====== Records provided ======
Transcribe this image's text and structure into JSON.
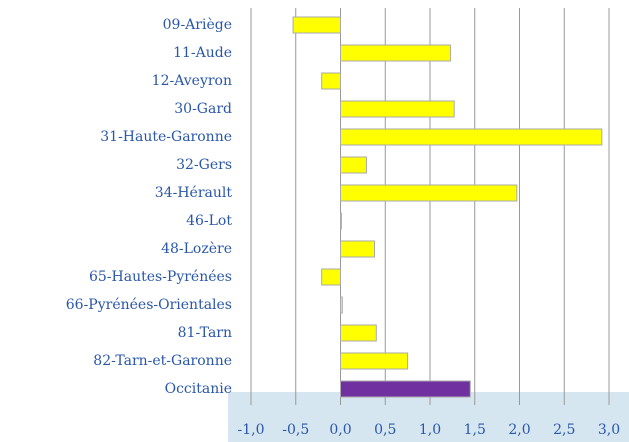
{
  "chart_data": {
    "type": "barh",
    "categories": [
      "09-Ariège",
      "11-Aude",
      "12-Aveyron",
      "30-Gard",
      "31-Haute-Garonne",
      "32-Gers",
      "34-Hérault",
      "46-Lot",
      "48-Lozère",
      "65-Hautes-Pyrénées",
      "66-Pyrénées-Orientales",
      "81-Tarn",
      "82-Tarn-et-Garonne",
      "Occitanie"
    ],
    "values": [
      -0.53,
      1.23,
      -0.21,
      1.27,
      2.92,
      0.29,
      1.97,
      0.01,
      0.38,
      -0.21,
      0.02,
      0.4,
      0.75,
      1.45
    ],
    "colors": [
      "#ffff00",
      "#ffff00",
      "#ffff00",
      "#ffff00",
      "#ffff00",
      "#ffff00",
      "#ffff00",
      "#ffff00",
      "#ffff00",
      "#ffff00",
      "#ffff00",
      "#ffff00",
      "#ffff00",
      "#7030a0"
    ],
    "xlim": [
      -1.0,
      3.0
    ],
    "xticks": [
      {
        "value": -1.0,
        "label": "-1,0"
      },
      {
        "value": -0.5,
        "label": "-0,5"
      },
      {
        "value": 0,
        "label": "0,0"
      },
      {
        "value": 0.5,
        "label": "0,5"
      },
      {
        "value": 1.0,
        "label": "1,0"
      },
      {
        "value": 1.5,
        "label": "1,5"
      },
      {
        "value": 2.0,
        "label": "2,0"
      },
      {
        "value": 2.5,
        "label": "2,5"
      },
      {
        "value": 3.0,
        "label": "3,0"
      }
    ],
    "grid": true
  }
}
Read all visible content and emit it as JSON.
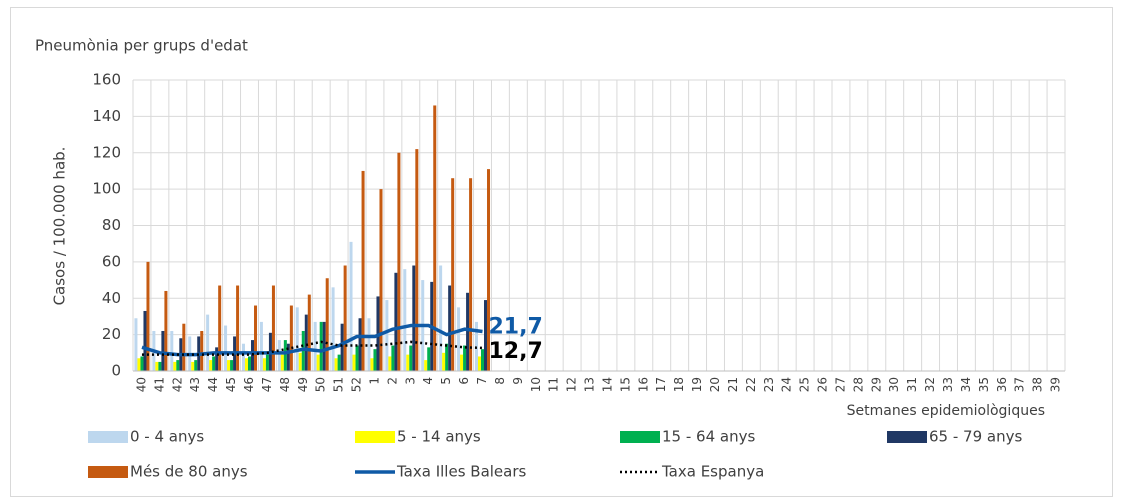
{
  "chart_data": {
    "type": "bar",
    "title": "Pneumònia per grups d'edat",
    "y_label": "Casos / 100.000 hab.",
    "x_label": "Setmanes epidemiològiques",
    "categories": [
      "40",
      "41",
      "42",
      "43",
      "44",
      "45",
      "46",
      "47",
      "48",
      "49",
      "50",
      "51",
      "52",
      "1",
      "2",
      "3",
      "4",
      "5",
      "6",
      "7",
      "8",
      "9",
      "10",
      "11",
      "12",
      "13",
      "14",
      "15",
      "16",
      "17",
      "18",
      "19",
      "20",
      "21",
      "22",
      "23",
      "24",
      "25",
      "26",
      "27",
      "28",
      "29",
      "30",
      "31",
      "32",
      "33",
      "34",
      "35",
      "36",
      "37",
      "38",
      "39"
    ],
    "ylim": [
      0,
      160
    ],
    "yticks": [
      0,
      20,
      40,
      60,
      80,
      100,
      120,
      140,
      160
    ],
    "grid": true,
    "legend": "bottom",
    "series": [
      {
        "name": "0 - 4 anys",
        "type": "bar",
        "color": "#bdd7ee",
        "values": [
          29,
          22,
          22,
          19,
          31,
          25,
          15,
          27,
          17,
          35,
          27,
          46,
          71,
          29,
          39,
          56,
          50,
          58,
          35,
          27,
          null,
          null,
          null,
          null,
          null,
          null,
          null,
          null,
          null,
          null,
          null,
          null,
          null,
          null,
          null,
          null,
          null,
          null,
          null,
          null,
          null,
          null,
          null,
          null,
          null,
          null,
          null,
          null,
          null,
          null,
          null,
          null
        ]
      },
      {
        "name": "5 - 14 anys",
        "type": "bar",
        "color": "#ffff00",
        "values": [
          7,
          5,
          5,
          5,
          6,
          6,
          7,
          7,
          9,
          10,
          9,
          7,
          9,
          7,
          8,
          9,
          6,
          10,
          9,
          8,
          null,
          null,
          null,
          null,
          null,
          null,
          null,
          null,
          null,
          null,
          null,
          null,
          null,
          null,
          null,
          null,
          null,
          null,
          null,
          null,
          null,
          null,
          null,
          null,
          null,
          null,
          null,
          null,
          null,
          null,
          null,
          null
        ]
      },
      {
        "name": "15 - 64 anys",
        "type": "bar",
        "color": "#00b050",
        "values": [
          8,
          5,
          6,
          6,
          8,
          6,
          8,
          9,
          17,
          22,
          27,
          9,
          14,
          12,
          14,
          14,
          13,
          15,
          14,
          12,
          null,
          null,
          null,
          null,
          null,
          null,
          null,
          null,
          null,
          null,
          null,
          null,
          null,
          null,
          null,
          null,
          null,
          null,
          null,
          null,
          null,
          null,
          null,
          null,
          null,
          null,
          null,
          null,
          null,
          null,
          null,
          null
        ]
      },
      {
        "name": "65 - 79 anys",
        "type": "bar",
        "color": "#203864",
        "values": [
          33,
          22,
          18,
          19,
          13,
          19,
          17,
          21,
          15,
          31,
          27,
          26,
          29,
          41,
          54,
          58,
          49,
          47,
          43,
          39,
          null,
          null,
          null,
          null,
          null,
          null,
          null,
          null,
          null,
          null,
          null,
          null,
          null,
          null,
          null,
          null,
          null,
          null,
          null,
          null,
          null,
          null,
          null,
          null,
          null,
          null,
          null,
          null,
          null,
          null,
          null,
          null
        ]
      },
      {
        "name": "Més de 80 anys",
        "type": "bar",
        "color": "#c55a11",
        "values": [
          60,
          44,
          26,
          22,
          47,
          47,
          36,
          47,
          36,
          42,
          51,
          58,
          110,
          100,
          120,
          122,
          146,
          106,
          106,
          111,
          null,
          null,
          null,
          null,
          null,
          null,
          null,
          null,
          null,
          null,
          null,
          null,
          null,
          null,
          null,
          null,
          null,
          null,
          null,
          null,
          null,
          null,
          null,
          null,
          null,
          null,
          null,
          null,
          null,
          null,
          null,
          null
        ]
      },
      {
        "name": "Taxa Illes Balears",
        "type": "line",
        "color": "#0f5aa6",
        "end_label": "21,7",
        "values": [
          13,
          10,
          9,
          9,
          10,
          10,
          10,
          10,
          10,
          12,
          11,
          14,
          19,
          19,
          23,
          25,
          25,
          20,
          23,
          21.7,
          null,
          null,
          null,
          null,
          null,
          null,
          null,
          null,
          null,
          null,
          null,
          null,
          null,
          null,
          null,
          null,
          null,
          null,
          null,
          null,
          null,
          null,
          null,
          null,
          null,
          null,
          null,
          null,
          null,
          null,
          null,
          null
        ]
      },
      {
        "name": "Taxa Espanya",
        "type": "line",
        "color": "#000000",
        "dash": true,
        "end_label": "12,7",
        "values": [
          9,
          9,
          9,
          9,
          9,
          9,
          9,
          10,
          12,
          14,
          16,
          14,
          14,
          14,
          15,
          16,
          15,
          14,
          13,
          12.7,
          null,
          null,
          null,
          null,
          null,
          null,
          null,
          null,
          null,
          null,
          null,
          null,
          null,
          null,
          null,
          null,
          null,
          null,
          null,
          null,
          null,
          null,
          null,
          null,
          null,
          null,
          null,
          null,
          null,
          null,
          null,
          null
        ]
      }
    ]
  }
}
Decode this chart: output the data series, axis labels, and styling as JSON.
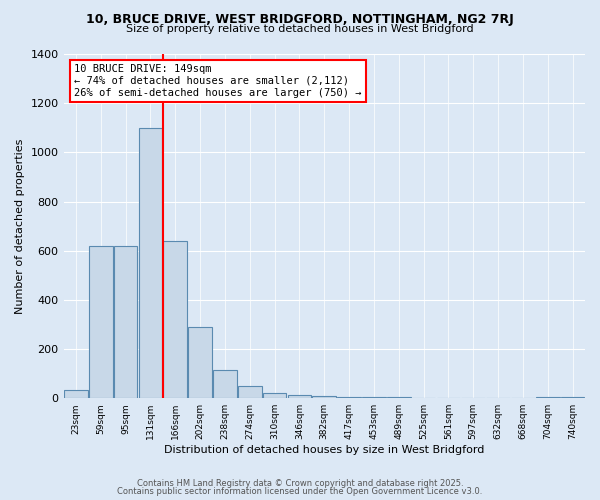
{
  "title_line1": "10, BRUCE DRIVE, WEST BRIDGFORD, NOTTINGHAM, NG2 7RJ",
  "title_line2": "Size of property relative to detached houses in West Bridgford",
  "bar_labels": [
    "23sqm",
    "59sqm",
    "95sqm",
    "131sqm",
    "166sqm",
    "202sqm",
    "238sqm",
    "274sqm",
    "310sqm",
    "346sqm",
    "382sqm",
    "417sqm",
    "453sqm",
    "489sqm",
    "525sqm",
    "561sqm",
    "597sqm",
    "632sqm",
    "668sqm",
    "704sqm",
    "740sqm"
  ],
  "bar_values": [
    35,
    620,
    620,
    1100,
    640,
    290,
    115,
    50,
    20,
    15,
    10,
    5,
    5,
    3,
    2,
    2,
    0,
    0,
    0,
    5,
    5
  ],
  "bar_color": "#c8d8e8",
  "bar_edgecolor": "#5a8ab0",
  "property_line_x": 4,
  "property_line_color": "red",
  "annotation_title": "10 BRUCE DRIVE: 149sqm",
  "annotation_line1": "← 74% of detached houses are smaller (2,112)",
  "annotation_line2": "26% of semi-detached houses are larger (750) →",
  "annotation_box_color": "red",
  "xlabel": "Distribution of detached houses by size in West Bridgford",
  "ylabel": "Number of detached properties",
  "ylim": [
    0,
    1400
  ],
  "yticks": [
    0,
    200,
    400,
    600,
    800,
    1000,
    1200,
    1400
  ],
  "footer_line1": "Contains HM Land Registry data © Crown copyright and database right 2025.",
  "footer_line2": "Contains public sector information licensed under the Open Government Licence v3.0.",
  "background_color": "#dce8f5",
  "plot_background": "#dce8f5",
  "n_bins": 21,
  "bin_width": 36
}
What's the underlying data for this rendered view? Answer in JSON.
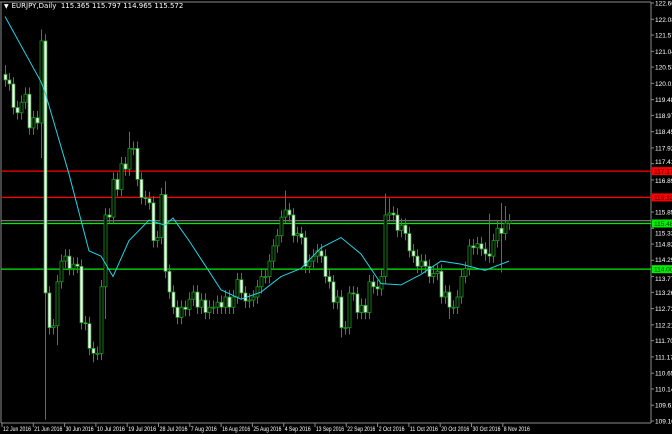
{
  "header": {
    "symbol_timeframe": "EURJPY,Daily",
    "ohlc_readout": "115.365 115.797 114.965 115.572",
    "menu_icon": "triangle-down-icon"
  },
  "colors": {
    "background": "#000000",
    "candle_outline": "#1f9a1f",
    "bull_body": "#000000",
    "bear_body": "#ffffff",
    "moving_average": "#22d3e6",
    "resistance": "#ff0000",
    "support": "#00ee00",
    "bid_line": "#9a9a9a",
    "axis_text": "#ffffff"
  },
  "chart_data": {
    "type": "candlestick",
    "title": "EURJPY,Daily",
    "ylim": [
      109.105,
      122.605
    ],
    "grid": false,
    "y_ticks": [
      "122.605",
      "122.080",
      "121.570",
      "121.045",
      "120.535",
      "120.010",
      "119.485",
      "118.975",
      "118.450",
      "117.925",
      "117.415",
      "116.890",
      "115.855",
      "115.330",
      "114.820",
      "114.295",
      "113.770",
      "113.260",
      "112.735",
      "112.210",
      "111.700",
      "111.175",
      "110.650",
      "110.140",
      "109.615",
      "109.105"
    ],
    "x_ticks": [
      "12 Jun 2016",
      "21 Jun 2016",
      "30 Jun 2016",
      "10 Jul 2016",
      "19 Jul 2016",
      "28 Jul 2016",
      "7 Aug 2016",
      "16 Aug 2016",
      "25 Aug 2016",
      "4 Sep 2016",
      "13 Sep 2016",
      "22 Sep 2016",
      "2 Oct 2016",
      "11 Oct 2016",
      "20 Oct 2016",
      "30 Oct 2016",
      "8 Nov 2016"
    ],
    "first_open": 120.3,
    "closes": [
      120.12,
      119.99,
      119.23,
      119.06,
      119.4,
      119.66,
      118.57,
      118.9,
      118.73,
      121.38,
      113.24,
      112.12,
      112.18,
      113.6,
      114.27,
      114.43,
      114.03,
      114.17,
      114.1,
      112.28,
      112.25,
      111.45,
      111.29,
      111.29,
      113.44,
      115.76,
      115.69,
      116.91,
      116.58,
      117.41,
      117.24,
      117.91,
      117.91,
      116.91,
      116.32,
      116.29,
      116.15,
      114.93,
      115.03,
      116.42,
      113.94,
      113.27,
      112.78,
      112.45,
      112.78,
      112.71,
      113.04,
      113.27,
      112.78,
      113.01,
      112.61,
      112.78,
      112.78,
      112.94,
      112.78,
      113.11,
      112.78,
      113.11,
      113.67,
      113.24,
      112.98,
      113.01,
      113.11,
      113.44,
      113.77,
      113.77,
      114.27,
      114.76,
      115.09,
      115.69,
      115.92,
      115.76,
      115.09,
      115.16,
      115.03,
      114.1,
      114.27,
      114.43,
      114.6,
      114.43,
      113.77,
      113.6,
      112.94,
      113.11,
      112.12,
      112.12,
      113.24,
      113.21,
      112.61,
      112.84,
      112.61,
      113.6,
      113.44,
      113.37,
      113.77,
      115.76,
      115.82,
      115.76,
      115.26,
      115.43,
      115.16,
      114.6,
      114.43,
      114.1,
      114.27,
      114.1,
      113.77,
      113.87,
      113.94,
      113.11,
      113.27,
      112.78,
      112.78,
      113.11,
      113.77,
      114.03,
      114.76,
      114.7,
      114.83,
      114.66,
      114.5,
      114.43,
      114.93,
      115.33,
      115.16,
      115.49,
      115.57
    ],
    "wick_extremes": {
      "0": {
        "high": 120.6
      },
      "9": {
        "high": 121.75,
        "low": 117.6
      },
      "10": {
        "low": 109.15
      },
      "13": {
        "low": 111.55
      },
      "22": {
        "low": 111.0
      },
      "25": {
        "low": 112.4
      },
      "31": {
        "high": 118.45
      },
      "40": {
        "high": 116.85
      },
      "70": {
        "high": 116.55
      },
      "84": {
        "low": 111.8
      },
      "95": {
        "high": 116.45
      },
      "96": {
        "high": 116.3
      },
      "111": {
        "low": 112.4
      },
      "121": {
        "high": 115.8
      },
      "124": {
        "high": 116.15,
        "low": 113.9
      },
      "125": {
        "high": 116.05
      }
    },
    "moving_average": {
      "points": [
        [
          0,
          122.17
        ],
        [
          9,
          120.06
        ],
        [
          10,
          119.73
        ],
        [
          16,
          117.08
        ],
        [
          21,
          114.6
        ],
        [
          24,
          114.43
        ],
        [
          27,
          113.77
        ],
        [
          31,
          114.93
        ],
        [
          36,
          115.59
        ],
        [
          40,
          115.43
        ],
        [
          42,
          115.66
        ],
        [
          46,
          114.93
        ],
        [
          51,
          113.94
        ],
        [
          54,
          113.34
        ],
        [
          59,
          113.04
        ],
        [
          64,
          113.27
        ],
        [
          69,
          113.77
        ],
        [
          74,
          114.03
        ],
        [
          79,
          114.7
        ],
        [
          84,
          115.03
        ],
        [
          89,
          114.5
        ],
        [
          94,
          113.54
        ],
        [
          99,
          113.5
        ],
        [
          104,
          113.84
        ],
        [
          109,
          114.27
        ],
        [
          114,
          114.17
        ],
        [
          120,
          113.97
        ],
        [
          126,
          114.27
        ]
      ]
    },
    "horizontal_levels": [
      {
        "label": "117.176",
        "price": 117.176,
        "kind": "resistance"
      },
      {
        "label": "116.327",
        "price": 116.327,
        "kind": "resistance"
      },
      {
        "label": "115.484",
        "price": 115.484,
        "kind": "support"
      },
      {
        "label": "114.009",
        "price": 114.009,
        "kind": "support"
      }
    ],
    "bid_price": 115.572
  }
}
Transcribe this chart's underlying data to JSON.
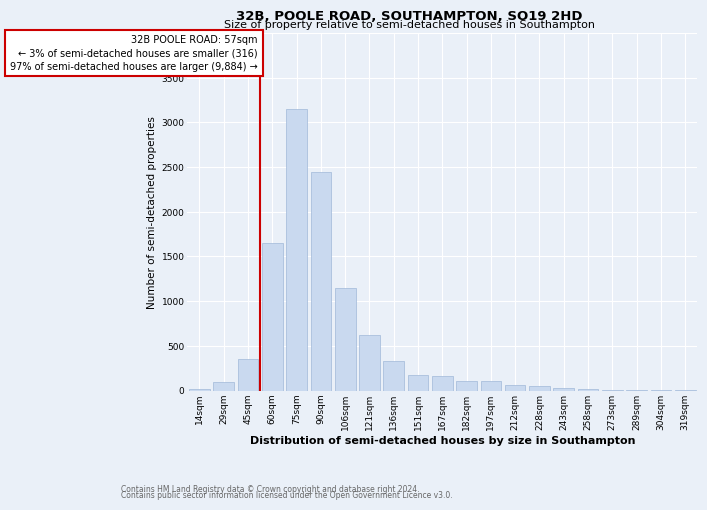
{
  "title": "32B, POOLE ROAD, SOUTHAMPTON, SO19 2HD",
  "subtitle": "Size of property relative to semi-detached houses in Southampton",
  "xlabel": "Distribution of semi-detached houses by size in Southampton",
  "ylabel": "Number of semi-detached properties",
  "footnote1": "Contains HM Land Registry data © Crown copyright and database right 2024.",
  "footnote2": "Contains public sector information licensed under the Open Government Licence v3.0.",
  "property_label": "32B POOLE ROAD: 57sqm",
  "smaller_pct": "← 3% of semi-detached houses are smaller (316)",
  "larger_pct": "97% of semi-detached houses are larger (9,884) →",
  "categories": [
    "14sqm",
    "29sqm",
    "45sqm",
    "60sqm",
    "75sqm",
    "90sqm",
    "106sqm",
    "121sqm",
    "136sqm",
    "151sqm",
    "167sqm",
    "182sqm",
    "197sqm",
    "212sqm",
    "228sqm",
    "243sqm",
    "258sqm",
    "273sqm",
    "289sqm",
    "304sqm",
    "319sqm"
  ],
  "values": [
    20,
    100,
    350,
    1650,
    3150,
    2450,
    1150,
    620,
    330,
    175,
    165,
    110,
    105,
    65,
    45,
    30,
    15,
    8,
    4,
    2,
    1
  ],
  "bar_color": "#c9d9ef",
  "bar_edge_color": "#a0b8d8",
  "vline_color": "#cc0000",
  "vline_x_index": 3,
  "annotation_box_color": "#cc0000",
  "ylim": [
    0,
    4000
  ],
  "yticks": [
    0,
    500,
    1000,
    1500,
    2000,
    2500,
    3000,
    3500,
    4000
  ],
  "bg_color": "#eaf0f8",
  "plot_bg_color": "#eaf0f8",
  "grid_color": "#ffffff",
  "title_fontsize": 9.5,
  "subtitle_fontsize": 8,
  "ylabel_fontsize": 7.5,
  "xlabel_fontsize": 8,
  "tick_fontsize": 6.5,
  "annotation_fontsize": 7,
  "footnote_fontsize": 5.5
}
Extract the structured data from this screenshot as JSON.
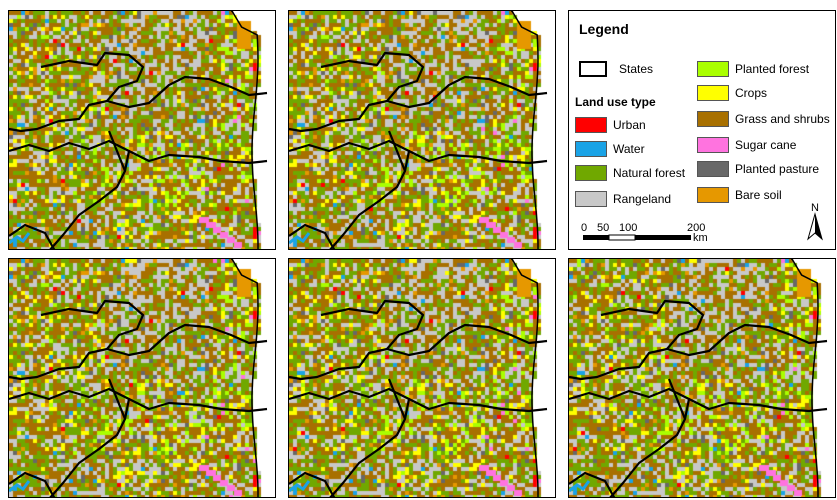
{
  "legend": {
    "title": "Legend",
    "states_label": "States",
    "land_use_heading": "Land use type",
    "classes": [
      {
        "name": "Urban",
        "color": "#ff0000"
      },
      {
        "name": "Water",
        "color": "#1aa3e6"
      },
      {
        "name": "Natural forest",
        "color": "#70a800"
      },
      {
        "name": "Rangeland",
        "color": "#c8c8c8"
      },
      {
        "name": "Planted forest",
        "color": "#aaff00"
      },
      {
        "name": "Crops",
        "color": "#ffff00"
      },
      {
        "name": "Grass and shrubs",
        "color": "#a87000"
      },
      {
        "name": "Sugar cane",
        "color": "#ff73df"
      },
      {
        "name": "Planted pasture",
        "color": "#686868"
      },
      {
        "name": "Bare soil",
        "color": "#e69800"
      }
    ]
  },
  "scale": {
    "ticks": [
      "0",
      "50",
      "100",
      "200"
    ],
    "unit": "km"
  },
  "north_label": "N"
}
======
**Job**
Filter out every line that lacks the word "database", and copy the rest.

**Solution for this exercise**
  "footer_line1": "Contains HM Land Registry data © Crown copyright and database right 2025.",
  "footnote1": "Contains HM Land Registry data © Crown copyright and database right 2024.",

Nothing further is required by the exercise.